►
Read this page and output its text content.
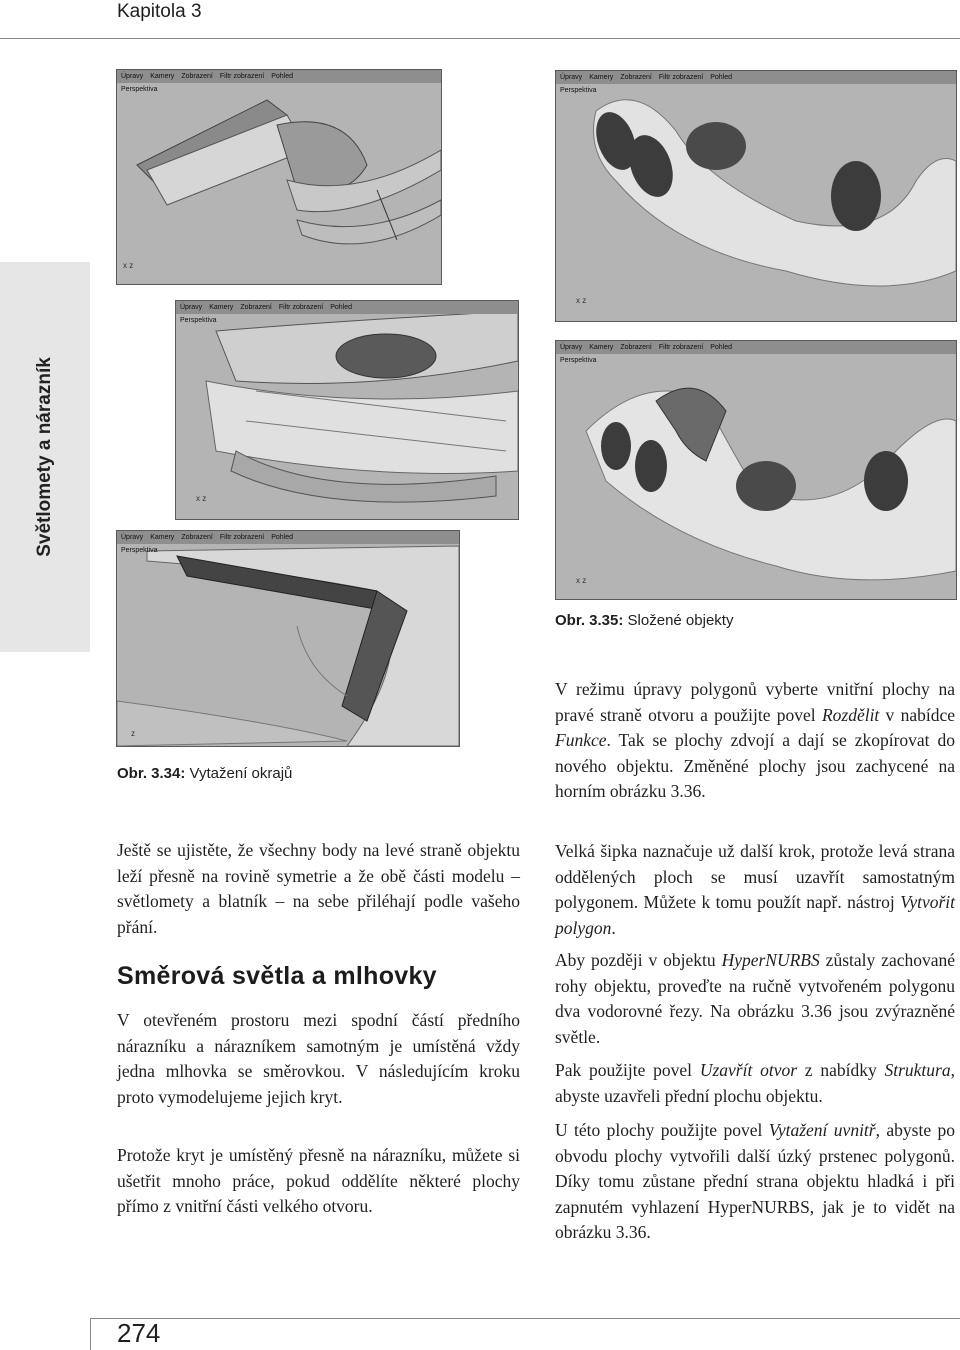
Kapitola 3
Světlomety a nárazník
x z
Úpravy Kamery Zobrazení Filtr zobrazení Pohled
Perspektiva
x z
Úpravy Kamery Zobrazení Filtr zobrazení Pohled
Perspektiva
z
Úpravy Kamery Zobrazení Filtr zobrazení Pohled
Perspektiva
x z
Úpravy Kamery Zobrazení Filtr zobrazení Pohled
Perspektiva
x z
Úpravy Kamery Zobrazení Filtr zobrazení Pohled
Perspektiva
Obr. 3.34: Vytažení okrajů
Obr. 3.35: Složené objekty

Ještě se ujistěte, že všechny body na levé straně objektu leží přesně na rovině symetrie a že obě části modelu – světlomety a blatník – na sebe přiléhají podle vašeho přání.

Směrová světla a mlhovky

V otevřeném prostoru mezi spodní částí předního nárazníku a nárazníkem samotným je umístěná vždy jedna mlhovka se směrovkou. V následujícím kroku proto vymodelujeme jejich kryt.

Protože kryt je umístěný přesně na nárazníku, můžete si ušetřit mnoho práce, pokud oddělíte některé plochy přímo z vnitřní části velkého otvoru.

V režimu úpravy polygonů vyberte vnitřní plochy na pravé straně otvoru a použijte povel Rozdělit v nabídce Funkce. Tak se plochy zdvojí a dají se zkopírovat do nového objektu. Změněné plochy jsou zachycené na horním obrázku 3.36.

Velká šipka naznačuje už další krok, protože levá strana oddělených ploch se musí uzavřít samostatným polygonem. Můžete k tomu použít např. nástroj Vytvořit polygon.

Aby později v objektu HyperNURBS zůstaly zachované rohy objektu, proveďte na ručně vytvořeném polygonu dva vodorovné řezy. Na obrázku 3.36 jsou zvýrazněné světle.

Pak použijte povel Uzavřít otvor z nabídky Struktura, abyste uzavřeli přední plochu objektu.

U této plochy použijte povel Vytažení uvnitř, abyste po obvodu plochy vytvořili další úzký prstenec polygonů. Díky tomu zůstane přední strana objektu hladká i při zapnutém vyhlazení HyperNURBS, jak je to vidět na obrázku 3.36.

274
◄
● STATED GOAL: Give the number of lines in the records that contain the string "vnitřní", with no other output.

● ANSWER TO THE TASK: 2